[Dataset rows]
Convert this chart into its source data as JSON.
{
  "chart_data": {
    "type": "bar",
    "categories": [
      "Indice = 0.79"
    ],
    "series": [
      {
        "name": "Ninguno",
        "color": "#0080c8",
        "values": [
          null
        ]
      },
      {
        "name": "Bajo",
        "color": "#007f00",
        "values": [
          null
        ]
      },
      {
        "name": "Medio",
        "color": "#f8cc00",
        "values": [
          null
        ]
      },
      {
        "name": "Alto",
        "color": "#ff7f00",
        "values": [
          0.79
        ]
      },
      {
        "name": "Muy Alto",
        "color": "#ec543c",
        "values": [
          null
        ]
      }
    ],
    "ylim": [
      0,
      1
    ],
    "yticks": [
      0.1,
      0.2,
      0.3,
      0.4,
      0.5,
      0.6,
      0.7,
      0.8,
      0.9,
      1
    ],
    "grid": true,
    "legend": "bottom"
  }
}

Required task -> Output the listing above word for word.

Correct result ->
Convert this chart into its source data as JSON.
{
  "chart_data": {
    "type": "bar",
    "categories": [
      "Indice = 0.79"
    ],
    "series": [
      {
        "name": "Ninguno",
        "color": "#0080c8",
        "values": [
          null
        ]
      },
      {
        "name": "Bajo",
        "color": "#007f00",
        "values": [
          null
        ]
      },
      {
        "name": "Medio",
        "color": "#f8cc00",
        "values": [
          null
        ]
      },
      {
        "name": "Alto",
        "color": "#ff7f00",
        "values": [
          0.79
        ]
      },
      {
        "name": "Muy Alto",
        "color": "#ec543c",
        "values": [
          null
        ]
      }
    ],
    "ylim": [
      0,
      1
    ],
    "yticks": [
      0.1,
      0.2,
      0.3,
      0.4,
      0.5,
      0.6,
      0.7,
      0.8,
      0.9,
      1
    ],
    "grid": true,
    "legend": "bottom"
  }
}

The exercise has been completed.